Part of a data file
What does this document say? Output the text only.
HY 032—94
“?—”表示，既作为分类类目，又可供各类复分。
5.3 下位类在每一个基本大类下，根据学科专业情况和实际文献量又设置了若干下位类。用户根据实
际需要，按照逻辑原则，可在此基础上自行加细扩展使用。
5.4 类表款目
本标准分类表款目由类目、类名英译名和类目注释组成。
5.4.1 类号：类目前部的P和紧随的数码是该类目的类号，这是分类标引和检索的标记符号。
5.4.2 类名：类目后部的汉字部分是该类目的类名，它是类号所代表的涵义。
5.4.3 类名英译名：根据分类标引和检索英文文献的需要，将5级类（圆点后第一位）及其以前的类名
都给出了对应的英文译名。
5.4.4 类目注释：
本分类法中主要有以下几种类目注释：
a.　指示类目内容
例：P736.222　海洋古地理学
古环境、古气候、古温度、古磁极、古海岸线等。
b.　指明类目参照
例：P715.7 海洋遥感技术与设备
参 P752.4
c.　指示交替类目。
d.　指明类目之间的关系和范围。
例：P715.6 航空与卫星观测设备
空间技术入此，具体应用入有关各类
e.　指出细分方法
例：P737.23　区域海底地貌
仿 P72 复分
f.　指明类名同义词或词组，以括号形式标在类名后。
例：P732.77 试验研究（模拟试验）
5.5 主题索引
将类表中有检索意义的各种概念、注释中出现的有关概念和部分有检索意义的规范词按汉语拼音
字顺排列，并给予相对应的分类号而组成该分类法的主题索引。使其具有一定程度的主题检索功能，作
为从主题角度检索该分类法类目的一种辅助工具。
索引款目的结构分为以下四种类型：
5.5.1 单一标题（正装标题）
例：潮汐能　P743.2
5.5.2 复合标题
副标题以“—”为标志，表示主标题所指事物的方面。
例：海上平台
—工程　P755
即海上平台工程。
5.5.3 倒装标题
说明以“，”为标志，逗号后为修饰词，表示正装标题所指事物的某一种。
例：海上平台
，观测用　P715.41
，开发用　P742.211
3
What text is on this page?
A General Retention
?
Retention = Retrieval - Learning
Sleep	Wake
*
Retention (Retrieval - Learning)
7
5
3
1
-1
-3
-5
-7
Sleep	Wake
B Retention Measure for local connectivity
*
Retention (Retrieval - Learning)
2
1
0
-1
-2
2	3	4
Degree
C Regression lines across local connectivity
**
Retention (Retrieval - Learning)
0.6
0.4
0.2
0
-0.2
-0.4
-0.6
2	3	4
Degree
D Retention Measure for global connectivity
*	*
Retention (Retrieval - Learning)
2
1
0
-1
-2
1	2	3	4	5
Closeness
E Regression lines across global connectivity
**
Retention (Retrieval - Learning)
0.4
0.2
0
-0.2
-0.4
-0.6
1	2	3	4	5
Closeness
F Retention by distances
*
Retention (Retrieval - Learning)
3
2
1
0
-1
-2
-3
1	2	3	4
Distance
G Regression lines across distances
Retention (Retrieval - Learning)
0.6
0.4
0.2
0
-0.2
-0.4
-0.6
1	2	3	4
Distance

• Goal:
Extract every entry in the listing word for word.

• Answer to the task:
What does this document say? Output the text only.
HY 032—94
“?—”表示，既作为分类类目，又可供各类复分。
5.3 下位类在每一个基本大类下，根据学科专业情况和实际文献量又设置了若干下位类。用户根据实
际需要，按照逻辑原则，可在此基础上自行加细扩展使用。
5.4 类表款目
本标准分类表款目由类目、类名英译名和类目注释组成。
5.4.1 类号：类目前部的P和紧随的数码是该类目的类号，这是分类标引和检索的标记符号。
5.4.2 类名：类目后部的汉字部分是该类目的类名，它是类号所代表的涵义。
5.4.3 类名英译名：根据分类标引和检索英文文献的需要，将5级类（圆点后第一位）及其以前的类名
都给出了对应的英文译名。
5.4.4 类目注释：
本分类法中主要有以下几种类目注释：
a.　指示类目内容
例：P736.222　海洋古地理学
古环境、古气候、古温度、古磁极、古海岸线等。
b.　指明类目参照
例：P715.7 海洋遥感技术与设备
参 P752.4
c.　指示交替类目。
d.　指明类目之间的关系和范围。
例：P715.6 航空与卫星观测设备
空间技术入此，具体应用入有关各类
e.　指出细分方法
例：P737.23　区域海底地貌
仿 P72 复分
f.　指明类名同义词或词组，以括号形式标在类名后。
例：P732.77 试验研究（模拟试验）
5.5 主题索引
将类表中有检索意义的各种概念、注释中出现的有关概念和部分有检索意义的规范词按汉语拼音
字顺排列，并给予相对应的分类号而组成该分类法的主题索引。使其具有一定程度的主题检索功能，作
为从主题角度检索该分类法类目的一种辅助工具。
索引款目的结构分为以下四种类型：
5.5.1 单一标题（正装标题）
例：潮汐能　P743.2
5.5.2 复合标题
副标题以“—”为标志，表示主标题所指事物的方面。
例：海上平台
—工程　P755
即海上平台工程。
5.5.3 倒装标题
说明以“，”为标志，逗号后为修饰词，表示正装标题所指事物的某一种。
例：海上平台
，观测用　P715.41
，开发用　P742.211
3
What text is on this page?
A General Retention
?
Retention = Retrieval - Learning
Sleep	Wake
*
Retention (Retrieval - Learning)
7
5
3
1
-1
-3
-5
-7
Sleep	Wake
B Retention Measure for local connectivity
*
Retention (Retrieval - Learning)
2
1
0
-1
-2
2	3	4
Degree
C Regression lines across local connectivity
**
Retention (Retrieval - Learning)
0.6
0.4
0.2
0
-0.2
-0.4
-0.6
2	3	4
Degree
D Retention Measure for global connectivity
*	*
Retention (Retrieval - Learning)
2
1
0
-1
-2
1	2	3	4	5
Closeness
E Regression lines across global connectivity
**
Retention (Retrieval - Learning)
0.4
0.2
0
-0.2
-0.4
-0.6
1	2	3	4	5
Closeness
F Retention by distances
*
Retention (Retrieval - Learning)
3
2
1
0
-1
-2
-3
1	2	3	4
Distance
G Regression lines across distances
Retention (Retrieval - Learning)
0.6
0.4
0.2
0
-0.2
-0.4
-0.6
1	2	3	4
Distance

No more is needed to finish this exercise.